** BEGIN The records **

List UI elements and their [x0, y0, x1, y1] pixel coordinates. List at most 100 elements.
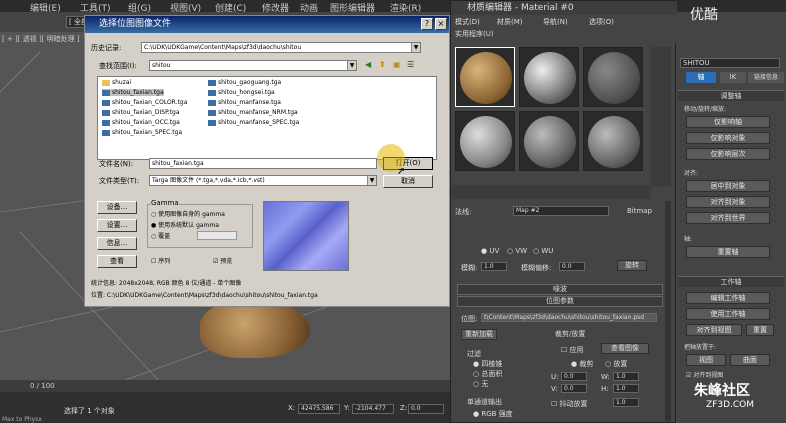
history-combo[interactable]: C:\UDK\UDKGame\Content\Maps\zf3d\daochu\…: [141, 42, 421, 53]
material-slot-1[interactable]: [455, 47, 515, 107]
object-name-field[interactable]: SHITOU: [680, 58, 780, 68]
affect-object-button[interactable]: 仅影响对象: [686, 132, 770, 144]
material-side-toolbar[interactable]: [651, 47, 671, 187]
file-item[interactable]: shitou_manfanse.tga: [208, 99, 281, 106]
time-slider[interactable]: 0 / 100: [0, 380, 450, 392]
up-folder-icon[interactable]: ⬆: [379, 60, 386, 69]
material-slot-2[interactable]: [519, 47, 579, 107]
bitmap-params-rollout[interactable]: 位图参数: [457, 296, 663, 307]
view-button[interactable]: 查看: [97, 255, 137, 268]
menu-options[interactable]: 选项(O): [589, 17, 614, 27]
sequence-checkbox[interactable]: ☐ 序列: [151, 256, 170, 265]
filter-pyramidal-radio[interactable]: ● 四棱锥: [473, 359, 502, 369]
menu-navigation[interactable]: 导航(N): [543, 17, 568, 27]
filter-none-radio[interactable]: ○ 无: [473, 379, 488, 389]
adjust-pivot-rollout[interactable]: 调整轴: [678, 90, 784, 101]
align-to-world-button[interactable]: 对齐到世界: [686, 212, 770, 224]
map-name-field[interactable]: Map #2: [513, 206, 609, 216]
file-item[interactable]: shitou_faxian_DISP.tga: [102, 109, 180, 116]
devices-button[interactable]: 设备...: [97, 201, 137, 214]
filename-input[interactable]: shitou_faxian.tga: [149, 158, 377, 169]
jitter-checkbox[interactable]: ☐ 抖动放置: [551, 399, 588, 409]
lookin-combo[interactable]: shitou ▼: [149, 60, 357, 71]
file-item[interactable]: shitou_faxian_COLOR.tga: [102, 99, 187, 106]
place-radio[interactable]: ○ 放置: [605, 359, 627, 369]
view-button[interactable]: 视图: [686, 354, 726, 366]
file-name: shitou_gaoguang.tga: [218, 79, 282, 86]
u-field[interactable]: 0.0: [561, 372, 587, 381]
affect-hierarchy-button[interactable]: 仅影响层次: [686, 148, 770, 160]
working-pivot-rollout[interactable]: 工作轴: [678, 276, 784, 287]
align-to-object-button[interactable]: 对齐到对象: [686, 196, 770, 208]
filter-summed-radio[interactable]: ○ 总面积: [473, 369, 502, 379]
setup-button[interactable]: 设置...: [97, 219, 137, 232]
material-toolbar[interactable]: [451, 185, 651, 199]
menu-utilities[interactable]: 实用程序(U): [455, 29, 494, 39]
x-coord-field[interactable]: 42475.586: [298, 404, 340, 414]
tab-ik[interactable]: IK: [720, 72, 746, 83]
z-coord-field[interactable]: 0.0: [408, 404, 444, 414]
apply-checkbox[interactable]: ☐ 应用: [561, 345, 584, 355]
rotate-button[interactable]: 旋转: [617, 260, 647, 271]
align-to-view-button[interactable]: 对齐到视图: [686, 324, 742, 336]
reload-button[interactable]: 重新加载: [461, 329, 497, 340]
mono-rgb-radio[interactable]: ● RGB 强度: [473, 409, 513, 419]
gamma-own-radio[interactable]: ○ 使用图像自身的 gamma: [151, 209, 225, 218]
file-item[interactable]: shitou_faxian_SPEC.tga: [102, 129, 182, 136]
reset-button[interactable]: 重置: [746, 324, 774, 336]
noise-rollout[interactable]: 噪波: [457, 284, 663, 295]
v-field[interactable]: 0.0: [561, 384, 587, 393]
blur-offset-field[interactable]: 0.0: [559, 262, 585, 271]
file-item[interactable]: shitou_hongsei.tga: [208, 89, 275, 96]
view-image-button[interactable]: 查看图像: [601, 343, 649, 354]
use-working-pivot-button[interactable]: 使用工作轴: [686, 308, 770, 320]
w-field[interactable]: 1.0: [613, 372, 639, 381]
crop-radio[interactable]: ● 裁剪: [571, 359, 593, 369]
close-icon[interactable]: ×: [435, 18, 447, 30]
rock-model[interactable]: [200, 300, 310, 358]
material-slot-3[interactable]: [583, 47, 643, 107]
surface-button[interactable]: 曲面: [730, 354, 770, 366]
back-icon[interactable]: ◀: [365, 60, 371, 69]
affect-pivot-button[interactable]: 仅影响轴: [686, 116, 770, 128]
gamma-override-field[interactable]: [197, 231, 237, 240]
tab-pivot[interactable]: 轴: [686, 72, 716, 83]
uv-radio[interactable]: ● UV: [481, 247, 499, 255]
map-type-button[interactable]: Bitmap: [627, 207, 652, 215]
vw-radio[interactable]: ○ VW: [507, 247, 527, 255]
filter-title: 过滤: [467, 350, 481, 358]
edit-working-pivot-button[interactable]: 编辑工作轴: [686, 292, 770, 304]
blur-field[interactable]: 1.0: [481, 262, 507, 271]
center-to-object-button[interactable]: 居中到对象: [686, 180, 770, 192]
material-slot-4[interactable]: [455, 111, 515, 171]
menu-material[interactable]: 材质(M): [497, 17, 523, 27]
file-item-selected[interactable]: shitou_faxian.tga: [102, 89, 164, 96]
menu-modes[interactable]: 模式(D): [455, 17, 480, 27]
filetype-select[interactable]: Targa 图像文件 (*.tga,*.vda,*.icb,*.vst) ▼: [149, 175, 377, 186]
maxscript-prompt[interactable]: Max to Physx: [2, 416, 42, 423]
gamma-system-radio[interactable]: ● 使用系统默认 gamma: [151, 220, 219, 229]
folder-item[interactable]: shuzai: [102, 79, 131, 86]
material-slot-6[interactable]: [583, 111, 643, 171]
file-item[interactable]: shitou_manfanse_NRM.tga: [208, 109, 298, 116]
y-coord-field[interactable]: -2104.477: [352, 404, 394, 414]
material-scrollbar[interactable]: [665, 201, 671, 421]
reset-pivot-button[interactable]: 重置轴: [686, 246, 770, 258]
file-item[interactable]: shitou_manfanse_SPEC.tga: [208, 119, 299, 126]
new-folder-icon[interactable]: ▣: [393, 60, 401, 69]
preview-checkbox[interactable]: ☑ 预览: [213, 256, 232, 265]
view-menu-icon[interactable]: ☰: [407, 60, 414, 69]
gamma-override-radio[interactable]: ○ 覆盖: [151, 231, 170, 240]
jitter-field[interactable]: 1.0: [613, 398, 639, 407]
file-item[interactable]: shitou_faxian_OCC.tga: [102, 119, 180, 126]
tab-link-info[interactable]: 链接信息: [748, 72, 784, 83]
material-slot-5[interactable]: [519, 111, 579, 171]
cancel-button[interactable]: 取消: [383, 175, 433, 188]
help-button[interactable]: ?: [421, 18, 433, 30]
h-field[interactable]: 1.0: [613, 384, 639, 393]
file-item[interactable]: shitou_gaoguang.tga: [208, 79, 281, 86]
info-button[interactable]: 信息...: [97, 237, 137, 250]
bitmap-path-button[interactable]: t\Content\Maps\zf3d\daochu\shitou\shitou…: [481, 313, 657, 322]
viewport-label[interactable]: [ + ][ 透视 ][ 明暗处理 ]: [2, 34, 80, 44]
wu-radio[interactable]: ○ WU: [533, 247, 553, 255]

** END The records **

→ **Exercise prompt**:
Put the data above into a numbered list, leaving out blank lines and pictures.

→ **Answer to this problem**:
1. List UI elements and their [x0, y0, x1, y1] pixel coordinates. List at most 100 elements.
2. history-combo[interactable]: C:\UDK\UDKGame\Content\Maps\zf3d\daochu\…: [141, 42, 421, 53]
3. material-slot-1[interactable]: [455, 47, 515, 107]
4. object-name-field[interactable]: SHITOU: [680, 58, 780, 68]
5. affect-object-button[interactable]: 仅影响对象: [686, 132, 770, 144]
6. material-side-toolbar[interactable]: [651, 47, 671, 187]
7. file-item[interactable]: shitou_manfanse.tga: [208, 99, 281, 106]
8. time-slider[interactable]: 0 / 100: [0, 380, 450, 392]
9. up-folder-icon[interactable]: ⬆: [379, 60, 386, 69]
10. material-slot-2[interactable]: [519, 47, 579, 107]
11. bitmap-params-rollout[interactable]: 位图参数: [457, 296, 663, 307]
12. view-button[interactable]: 查看: [97, 255, 137, 268]
13. menu-options[interactable]: 选项(O): [589, 17, 614, 27]
14. sequence-checkbox[interactable]: ☐ 序列: [151, 256, 170, 265]
15. filter-pyramidal-radio[interactable]: ● 四棱锥: [473, 359, 502, 369]
16. menu-navigation[interactable]: 导航(N): [543, 17, 568, 27]
17. filter-none-radio[interactable]: ○ 无: [473, 379, 488, 389]
18. adjust-pivot-rollout[interactable]: 调整轴: [678, 90, 784, 101]
19. align-to-world-button[interactable]: 对齐到世界: [686, 212, 770, 224]
20. map-name-field[interactable]: Map #2: [513, 206, 609, 216]
21. file-item[interactable]: shitou_faxian_DISP.tga: [102, 109, 180, 116]
22. devices-button[interactable]: 设备...: [97, 201, 137, 214]
23. filename-input[interactable]: shitou_faxian.tga: [149, 158, 377, 169]
24. jitter-checkbox[interactable]: ☐ 抖动放置: [551, 399, 588, 409]
25. lookin-combo[interactable]: shitou ▼: [149, 60, 357, 71]
26. file-item[interactable]: shitou_faxian_COLOR.tga: [102, 99, 187, 106]
27. place-radio[interactable]: ○ 放置: [605, 359, 627, 369]
28. view-button[interactable]: 视图: [686, 354, 726, 366]
29. file-name: shitou_gaoguang.tga: [218, 79, 282, 86]
30. u-field[interactable]: 0.0: [561, 372, 587, 381]
31. affect-hierarchy-button[interactable]: 仅影响层次: [686, 148, 770, 160]
32. working-pivot-rollout[interactable]: 工作轴: [678, 276, 784, 287]
33. align-to-object-button[interactable]: 对齐到对象: [686, 196, 770, 208]
34. filter-summed-radio[interactable]: ○ 总面积: [473, 369, 502, 379]
35. setup-button[interactable]: 设置...: [97, 219, 137, 232]
36. material-toolbar[interactable]: [451, 185, 651, 199]
37. menu-utilities[interactable]: 实用程序(U): [455, 29, 494, 39]
38. x-coord-field[interactable]: 42475.586: [298, 404, 340, 414]
39. tab-ik[interactable]: IK: [720, 72, 746, 83]
40. z-coord-field[interactable]: 0.0: [408, 404, 444, 414]
41. apply-checkbox[interactable]: ☐ 应用: [561, 345, 584, 355]
42. rotate-button[interactable]: 旋转: [617, 260, 647, 271]
43. align-to-view-button[interactable]: 对齐到视图: [686, 324, 742, 336]
44. reload-button[interactable]: 重新加载: [461, 329, 497, 340]
45. mono-rgb-radio[interactable]: ● RGB 强度: [473, 409, 513, 419]
46. gamma-own-radio[interactable]: ○ 使用图像自身的 gamma: [151, 209, 225, 218]
47. file-item[interactable]: shitou_faxian_SPEC.tga: [102, 129, 182, 136]
48. reset-button[interactable]: 重置: [746, 324, 774, 336]
49. noise-rollout[interactable]: 噪波: [457, 284, 663, 295]
50. v-field[interactable]: 0.0: [561, 384, 587, 393]
51. blur-offset-field[interactable]: 0.0: [559, 262, 585, 271]
52. file-item[interactable]: shitou_hongsei.tga: [208, 89, 275, 96]
53. view-image-button[interactable]: 查看图像: [601, 343, 649, 354]
54. use-working-pivot-button[interactable]: 使用工作轴: [686, 308, 770, 320]
55. w-field[interactable]: 1.0: [613, 372, 639, 381]
56. crop-radio[interactable]: ● 裁剪: [571, 359, 593, 369]
57. close-icon[interactable]: ×: [435, 18, 447, 30]
58. rock-model[interactable]: [200, 300, 310, 358]
59. material-slot-3[interactable]: [583, 47, 643, 107]
60. surface-button[interactable]: 曲面: [730, 354, 770, 366]
61. back-icon[interactable]: ◀: [365, 60, 371, 69]
62. affect-pivot-button[interactable]: 仅影响轴: [686, 116, 770, 128]
63. gamma-override-field[interactable]: [197, 231, 237, 240]
64. tab-pivot[interactable]: 轴: [686, 72, 716, 83]
65. uv-radio[interactable]: ● UV: [481, 247, 499, 255]
66. map-type-button[interactable]: Bitmap: [627, 207, 652, 215]
67. vw-radio[interactable]: ○ VW: [507, 247, 527, 255]
68. filter-title: 过滤: [467, 350, 481, 358]
69. edit-working-pivot-button[interactable]: 编辑工作轴: [686, 292, 770, 304]
70. blur-field[interactable]: 1.0: [481, 262, 507, 271]
71. center-to-object-button[interactable]: 居中到对象: [686, 180, 770, 192]
72. material-slot-4[interactable]: [455, 111, 515, 171]
73. menu-material[interactable]: 材质(M): [497, 17, 523, 27]
74. file-item-selected[interactable]: shitou_faxian.tga: [102, 89, 164, 96]
75. menu-modes[interactable]: 模式(D): [455, 17, 480, 27]
76. filetype-select[interactable]: Targa 图像文件 (*.tga,*.vda,*.icb,*.vst) ▼: [149, 175, 377, 186]
77. maxscript-prompt[interactable]: Max to Physx: [2, 416, 42, 423]
78. gamma-system-radio[interactable]: ● 使用系统默认 gamma: [151, 220, 219, 229]
79. folder-item[interactable]: shuzai: [102, 79, 131, 86]
80. material-slot-6[interactable]: [583, 111, 643, 171]
81. file-item[interactable]: shitou_manfanse_NRM.tga: [208, 109, 298, 116]
82. y-coord-field[interactable]: -2104.477: [352, 404, 394, 414]
83. material-scrollbar[interactable]: [665, 201, 671, 421]
84. reset-pivot-button[interactable]: 重置轴: [686, 246, 770, 258]
85. file-item[interactable]: shitou_manfanse_SPEC.tga: [208, 119, 299, 126]
86. new-folder-icon[interactable]: ▣: [393, 60, 401, 69]
87. preview-checkbox[interactable]: ☑ 预览: [213, 256, 232, 265]
88. view-menu-icon[interactable]: ☰: [407, 60, 414, 69]
89. gamma-override-radio[interactable]: ○ 覆盖: [151, 231, 170, 240]
90. jitter-field[interactable]: 1.0: [613, 398, 639, 407]
91. file-item[interactable]: shitou_faxian_OCC.tga: [102, 119, 180, 126]
92. tab-link-info[interactable]: 链接信息: [748, 72, 784, 83]
93. material-slot-5[interactable]: [519, 111, 579, 171]
94. cancel-button[interactable]: 取消: [383, 175, 433, 188]
95. help-button[interactable]: ?: [421, 18, 433, 30]
96. h-field[interactable]: 1.0: [613, 384, 639, 393]
97. file-item[interactable]: shitou_gaoguang.tga: [208, 79, 281, 86]
98. info-button[interactable]: 信息...: [97, 237, 137, 250]
99. bitmap-path-button[interactable]: t\Content\Maps\zf3d\daochu\shitou\shitou…: [481, 313, 657, 322]
100. viewport-label[interactable]: [ + ][ 透视 ][ 明暗处理 ]: [2, 34, 80, 44]
101. wu-radio[interactable]: ○ WU: [533, 247, 553, 255]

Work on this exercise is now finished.